Instructions for the task
Based on the article below about the musical drama "Fifty Years Later," explain how Mark Robison's original idea turned into a commemoration of the Civil Rights Movement.

Selected excerpt
Musical drama "Fifty Years Later" to debut on March 20

Lights shone on a stage, empty but for two narrators.  The first addressed the imaginary audience, her voice projecting nuance and well-timed emphasis.

“Diane Nash later said,” she paused and held character, turning imperceptibly toward the dark wings.  “Diane Nash later said…” Her brow furrowed and laughter erupted from the set behind her.

“I’m sorry,” chuckled the girl who would be Diane Nash.  “Where are we, page four?”

She stepped on stage and flipped through her script as the narrators giggled, now entirely out of character.  With one last snicker, she cleared her throat, becomes Diane Nash, and delivered her line. 

As if on cue, the jocularity dissipated and is replaced with somber intensity.  Given the subject of the play, one hardly wonders why.

Dramatizing the Civil Rights Movement

Fifty Years Later is a musical drama that examines the social and political upheaval of the 1960s, sparing little of the violence, racism and fundamental injustices that pervaded the country.  Told through songs, multimedia displays and monologues, this production aims to unsettle but ultimately educate the audience. 

With this drama, director Mark Robison has finally found the creative outlet for an idea that he said has been “rattling around in my brain for the last four or five years.”  That idea was inspired by the work of James Weldon Johnson, a prominent black American activist of the early twentieth century. “I wanted to dramatize his poems and it eventually morphed into this,” the Union College English professor said, indicating the stage and the students. “The protest songs sucked me in, too, and so it became a commemoration of the Civil Rights Movement.”

Information shown
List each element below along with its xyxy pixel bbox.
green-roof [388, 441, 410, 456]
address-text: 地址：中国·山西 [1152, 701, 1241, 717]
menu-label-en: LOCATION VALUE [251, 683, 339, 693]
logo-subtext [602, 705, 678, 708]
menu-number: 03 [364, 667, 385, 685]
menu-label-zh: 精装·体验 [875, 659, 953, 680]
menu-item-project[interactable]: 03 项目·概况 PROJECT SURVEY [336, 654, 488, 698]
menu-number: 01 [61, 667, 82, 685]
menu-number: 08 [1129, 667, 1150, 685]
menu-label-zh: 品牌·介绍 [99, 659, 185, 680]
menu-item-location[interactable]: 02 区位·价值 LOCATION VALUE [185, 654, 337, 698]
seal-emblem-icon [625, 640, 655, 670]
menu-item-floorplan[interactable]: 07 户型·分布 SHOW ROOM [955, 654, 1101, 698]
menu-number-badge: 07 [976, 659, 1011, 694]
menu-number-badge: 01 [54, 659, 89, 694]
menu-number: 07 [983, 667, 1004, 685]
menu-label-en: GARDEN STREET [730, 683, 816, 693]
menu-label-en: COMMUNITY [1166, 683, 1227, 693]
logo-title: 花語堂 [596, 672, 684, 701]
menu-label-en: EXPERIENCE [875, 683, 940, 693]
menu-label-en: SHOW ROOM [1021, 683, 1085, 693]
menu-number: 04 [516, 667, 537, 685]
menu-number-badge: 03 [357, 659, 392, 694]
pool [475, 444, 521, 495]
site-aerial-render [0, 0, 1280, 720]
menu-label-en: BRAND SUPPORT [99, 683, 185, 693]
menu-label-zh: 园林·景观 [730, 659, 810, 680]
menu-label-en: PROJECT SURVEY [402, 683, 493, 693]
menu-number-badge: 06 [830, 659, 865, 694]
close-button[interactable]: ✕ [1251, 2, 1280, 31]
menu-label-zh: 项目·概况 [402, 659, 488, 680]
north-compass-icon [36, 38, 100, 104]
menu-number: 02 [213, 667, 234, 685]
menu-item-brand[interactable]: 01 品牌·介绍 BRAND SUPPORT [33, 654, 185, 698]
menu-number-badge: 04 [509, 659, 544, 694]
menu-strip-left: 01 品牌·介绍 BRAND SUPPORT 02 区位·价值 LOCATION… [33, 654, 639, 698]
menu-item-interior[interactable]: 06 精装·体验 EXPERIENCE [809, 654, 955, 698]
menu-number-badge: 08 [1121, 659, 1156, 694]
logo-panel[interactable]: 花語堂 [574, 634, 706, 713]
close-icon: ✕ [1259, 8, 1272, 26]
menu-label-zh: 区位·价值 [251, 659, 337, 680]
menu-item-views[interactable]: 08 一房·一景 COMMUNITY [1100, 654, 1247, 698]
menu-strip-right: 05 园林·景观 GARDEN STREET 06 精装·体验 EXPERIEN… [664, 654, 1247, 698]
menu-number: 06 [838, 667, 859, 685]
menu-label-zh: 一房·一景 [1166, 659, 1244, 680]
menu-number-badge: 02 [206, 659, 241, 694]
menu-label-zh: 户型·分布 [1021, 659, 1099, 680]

Written solution
Robison's idea came from the work of James Weldon Johnson. He first wanted to dramatize Johnson's poems, and the project gradually changed shape. Because the protest songs drew him in as well, it became a commemoration of the Civil Rights Movement.